## TASK INPUTS
════════

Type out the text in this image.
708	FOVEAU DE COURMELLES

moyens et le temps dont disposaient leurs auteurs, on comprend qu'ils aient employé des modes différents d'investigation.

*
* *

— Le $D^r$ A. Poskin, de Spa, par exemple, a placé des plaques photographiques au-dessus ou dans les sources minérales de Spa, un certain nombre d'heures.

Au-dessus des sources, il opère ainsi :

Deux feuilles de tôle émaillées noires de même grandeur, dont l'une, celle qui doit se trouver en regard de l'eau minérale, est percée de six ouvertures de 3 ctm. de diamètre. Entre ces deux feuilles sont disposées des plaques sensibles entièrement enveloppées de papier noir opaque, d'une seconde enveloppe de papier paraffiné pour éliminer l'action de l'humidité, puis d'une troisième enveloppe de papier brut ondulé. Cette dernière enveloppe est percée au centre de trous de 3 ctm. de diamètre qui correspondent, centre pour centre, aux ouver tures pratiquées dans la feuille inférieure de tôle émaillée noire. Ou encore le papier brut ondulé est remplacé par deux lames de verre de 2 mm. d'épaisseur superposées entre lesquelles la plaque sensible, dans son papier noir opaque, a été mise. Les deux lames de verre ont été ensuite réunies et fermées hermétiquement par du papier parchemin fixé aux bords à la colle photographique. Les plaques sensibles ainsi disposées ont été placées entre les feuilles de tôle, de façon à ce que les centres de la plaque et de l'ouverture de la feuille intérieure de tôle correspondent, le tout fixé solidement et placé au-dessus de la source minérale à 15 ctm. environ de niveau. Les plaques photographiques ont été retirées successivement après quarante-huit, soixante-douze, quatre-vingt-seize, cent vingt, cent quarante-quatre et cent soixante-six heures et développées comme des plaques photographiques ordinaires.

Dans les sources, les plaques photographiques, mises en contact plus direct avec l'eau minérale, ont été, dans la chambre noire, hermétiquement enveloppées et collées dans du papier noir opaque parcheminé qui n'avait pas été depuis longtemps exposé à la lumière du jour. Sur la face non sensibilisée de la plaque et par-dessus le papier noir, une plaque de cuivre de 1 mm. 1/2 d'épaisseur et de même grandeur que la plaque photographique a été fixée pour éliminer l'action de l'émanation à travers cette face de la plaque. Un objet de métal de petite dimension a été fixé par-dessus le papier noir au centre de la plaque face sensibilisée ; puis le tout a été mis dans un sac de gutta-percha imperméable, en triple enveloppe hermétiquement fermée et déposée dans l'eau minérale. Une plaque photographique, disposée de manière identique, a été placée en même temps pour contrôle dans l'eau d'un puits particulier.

════════

## EXERCISE
Using the listing above, pull out all lines that hold the word "ainsi".

## RESULT OF THIS TASK
Au-dessus des sources, il opère ainsi :
Deux feuilles de tôle émaillées noires de même grandeur, dont l'une, celle qui doit se trouver en regard de l'eau minérale, est percée de six ouvertures de 3 ctm. de diamètre. Entre ces deux feuilles sont disposées des plaques sensibles entièrement enveloppées de papier noir opaque, d'une seconde enveloppe de papier paraffiné pour éliminer l'action de l'humidité, puis d'une troisième enveloppe de papier brut ondulé. Cette dernière enveloppe est percée au centre de trous de 3 ctm. de diamètre qui correspondent, centre pour centre, aux ouver tures pratiquées dans la feuille inférieure de tôle émaillée noire. Ou encore le papier brut ondulé est remplacé par deux lames de verre de 2 mm. d'épaisseur superposées entre lesquelles la plaque sensible, dans son papier noir opaque, a été mise. Les deux lames de verre ont été ensuite réunies et fermées hermétiquement par du papier parchemin fixé aux bords à la colle photographique. Les plaques sensibles ainsi disposées ont été placées entre les feuilles de tôle, de façon à ce que les centres de la plaque et de l'ouverture de la feuille intérieure de tôle correspondent, le tout fixé solidement et placé au-dessus de la source minérale à 15 ctm. environ de niveau. Les plaques photographiques ont été retirées successivement après quarante-huit, soixante-douze, quatre-vingt-seize, cent vingt, cent quarante-quatre et cent soixante-six heures et développées comme des plaques photographiques ordinaires.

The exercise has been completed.